* **AIM OF THE TASK**:
Restate the entries below verbatim.

* **DATA IN THIS EXERCISE**:
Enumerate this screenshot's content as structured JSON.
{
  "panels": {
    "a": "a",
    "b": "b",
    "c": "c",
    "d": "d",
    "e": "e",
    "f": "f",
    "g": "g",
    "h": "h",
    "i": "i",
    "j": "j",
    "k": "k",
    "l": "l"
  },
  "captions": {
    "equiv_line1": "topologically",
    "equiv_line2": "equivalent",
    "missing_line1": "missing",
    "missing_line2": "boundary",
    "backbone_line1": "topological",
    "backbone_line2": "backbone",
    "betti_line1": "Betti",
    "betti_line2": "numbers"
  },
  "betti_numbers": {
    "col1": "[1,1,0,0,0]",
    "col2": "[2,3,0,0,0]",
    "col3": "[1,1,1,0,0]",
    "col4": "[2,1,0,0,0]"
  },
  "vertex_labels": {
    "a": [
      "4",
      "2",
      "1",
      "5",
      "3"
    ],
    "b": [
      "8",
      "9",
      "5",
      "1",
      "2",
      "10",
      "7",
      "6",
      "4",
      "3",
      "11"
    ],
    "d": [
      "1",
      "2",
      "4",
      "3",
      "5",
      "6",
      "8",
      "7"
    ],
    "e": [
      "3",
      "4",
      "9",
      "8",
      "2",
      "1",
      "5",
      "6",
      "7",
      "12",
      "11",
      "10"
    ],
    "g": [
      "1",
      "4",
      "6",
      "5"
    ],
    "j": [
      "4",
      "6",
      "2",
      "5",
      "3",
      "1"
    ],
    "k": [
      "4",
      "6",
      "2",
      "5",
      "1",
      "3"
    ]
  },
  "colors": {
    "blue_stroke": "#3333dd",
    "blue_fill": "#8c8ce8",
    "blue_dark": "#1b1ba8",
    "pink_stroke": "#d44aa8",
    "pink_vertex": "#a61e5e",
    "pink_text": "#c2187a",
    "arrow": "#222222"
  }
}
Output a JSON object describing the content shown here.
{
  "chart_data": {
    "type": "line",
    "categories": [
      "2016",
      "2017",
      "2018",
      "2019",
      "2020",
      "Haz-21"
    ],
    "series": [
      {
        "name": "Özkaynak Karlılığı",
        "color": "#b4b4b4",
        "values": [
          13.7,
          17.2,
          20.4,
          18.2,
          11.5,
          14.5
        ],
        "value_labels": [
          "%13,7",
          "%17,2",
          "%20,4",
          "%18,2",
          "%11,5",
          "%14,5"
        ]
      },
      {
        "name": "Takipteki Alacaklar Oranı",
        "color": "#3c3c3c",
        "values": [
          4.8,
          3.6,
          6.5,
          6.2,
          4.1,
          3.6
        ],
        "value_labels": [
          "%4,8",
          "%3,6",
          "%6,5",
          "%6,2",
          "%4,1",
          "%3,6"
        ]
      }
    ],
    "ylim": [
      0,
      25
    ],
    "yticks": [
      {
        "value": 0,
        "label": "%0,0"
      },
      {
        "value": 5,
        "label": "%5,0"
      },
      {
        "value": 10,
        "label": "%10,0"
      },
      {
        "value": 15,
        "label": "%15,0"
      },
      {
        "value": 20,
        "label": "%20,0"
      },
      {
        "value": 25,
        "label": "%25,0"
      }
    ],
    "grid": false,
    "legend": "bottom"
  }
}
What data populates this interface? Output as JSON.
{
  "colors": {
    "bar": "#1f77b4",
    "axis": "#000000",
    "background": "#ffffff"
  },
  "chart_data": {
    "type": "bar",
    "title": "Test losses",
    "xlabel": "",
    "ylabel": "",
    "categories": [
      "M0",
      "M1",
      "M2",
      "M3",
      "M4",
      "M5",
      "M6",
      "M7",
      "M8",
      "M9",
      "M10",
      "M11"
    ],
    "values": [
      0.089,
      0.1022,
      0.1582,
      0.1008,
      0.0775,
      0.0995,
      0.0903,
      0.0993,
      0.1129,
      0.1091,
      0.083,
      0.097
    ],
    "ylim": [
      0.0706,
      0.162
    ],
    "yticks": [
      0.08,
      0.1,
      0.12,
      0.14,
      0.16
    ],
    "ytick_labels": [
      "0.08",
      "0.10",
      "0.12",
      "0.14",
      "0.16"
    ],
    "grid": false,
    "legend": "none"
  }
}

* **WRITTEN SOLUTION**:
Enumerate this screenshot's content as structured JSON.
{
  "panels": {
    "a": "a",
    "b": "b",
    "c": "c",
    "d": "d",
    "e": "e",
    "f": "f",
    "g": "g",
    "h": "h",
    "i": "i",
    "j": "j",
    "k": "k",
    "l": "l"
  },
  "captions": {
    "equiv_line1": "topologically",
    "equiv_line2": "equivalent",
    "missing_line1": "missing",
    "missing_line2": "boundary",
    "backbone_line1": "topological",
    "backbone_line2": "backbone",
    "betti_line1": "Betti",
    "betti_line2": "numbers"
  },
  "betti_numbers": {
    "col1": "[1,1,0,0,0]",
    "col2": "[2,3,0,0,0]",
    "col3": "[1,1,1,0,0]",
    "col4": "[2,1,0,0,0]"
  },
  "vertex_labels": {
    "a": [
      "4",
      "2",
      "1",
      "5",
      "3"
    ],
    "b": [
      "8",
      "9",
      "5",
      "1",
      "2",
      "10",
      "7",
      "6",
      "4",
      "3",
      "11"
    ],
    "d": [
      "1",
      "2",
      "4",
      "3",
      "5",
      "6",
      "8",
      "7"
    ],
    "e": [
      "3",
      "4",
      "9",
      "8",
      "2",
      "1",
      "5",
      "6",
      "7",
      "12",
      "11",
      "10"
    ],
    "g": [
      "1",
      "4",
      "6",
      "5"
    ],
    "j": [
      "4",
      "6",
      "2",
      "5",
      "3",
      "1"
    ],
    "k": [
      "4",
      "6",
      "2",
      "5",
      "1",
      "3"
    ]
  },
  "colors": {
    "blue_stroke": "#3333dd",
    "blue_fill": "#8c8ce8",
    "blue_dark": "#1b1ba8",
    "pink_stroke": "#d44aa8",
    "pink_vertex": "#a61e5e",
    "pink_text": "#c2187a",
    "arrow": "#222222"
  }
}
Output a JSON object describing the content shown here.
{
  "chart_data": {
    "type": "line",
    "categories": [
      "2016",
      "2017",
      "2018",
      "2019",
      "2020",
      "Haz-21"
    ],
    "series": [
      {
        "name": "Özkaynak Karlılığı",
        "color": "#b4b4b4",
        "values": [
          13.7,
          17.2,
          20.4,
          18.2,
          11.5,
          14.5
        ],
        "value_labels": [
          "%13,7",
          "%17,2",
          "%20,4",
          "%18,2",
          "%11,5",
          "%14,5"
        ]
      },
      {
        "name": "Takipteki Alacaklar Oranı",
        "color": "#3c3c3c",
        "values": [
          4.8,
          3.6,
          6.5,
          6.2,
          4.1,
          3.6
        ],
        "value_labels": [
          "%4,8",
          "%3,6",
          "%6,5",
          "%6,2",
          "%4,1",
          "%3,6"
        ]
      }
    ],
    "ylim": [
      0,
      25
    ],
    "yticks": [
      {
        "value": 0,
        "label": "%0,0"
      },
      {
        "value": 5,
        "label": "%5,0"
      },
      {
        "value": 10,
        "label": "%10,0"
      },
      {
        "value": 15,
        "label": "%15,0"
      },
      {
        "value": 20,
        "label": "%20,0"
      },
      {
        "value": 25,
        "label": "%25,0"
      }
    ],
    "grid": false,
    "legend": "bottom"
  }
}
What data populates this interface? Output as JSON.
{
  "colors": {
    "bar": "#1f77b4",
    "axis": "#000000",
    "background": "#ffffff"
  },
  "chart_data": {
    "type": "bar",
    "title": "Test losses",
    "xlabel": "",
    "ylabel": "",
    "categories": [
      "M0",
      "M1",
      "M2",
      "M3",
      "M4",
      "M5",
      "M6",
      "M7",
      "M8",
      "M9",
      "M10",
      "M11"
    ],
    "values": [
      0.089,
      0.1022,
      0.1582,
      0.1008,
      0.0775,
      0.0995,
      0.0903,
      0.0993,
      0.1129,
      0.1091,
      0.083,
      0.097
    ],
    "ylim": [
      0.0706,
      0.162
    ],
    "yticks": [
      0.08,
      0.1,
      0.12,
      0.14,
      0.16
    ],
    "ytick_labels": [
      "0.08",
      "0.10",
      "0.12",
      "0.14",
      "0.16"
    ],
    "grid": false,
    "legend": "none"
  }
}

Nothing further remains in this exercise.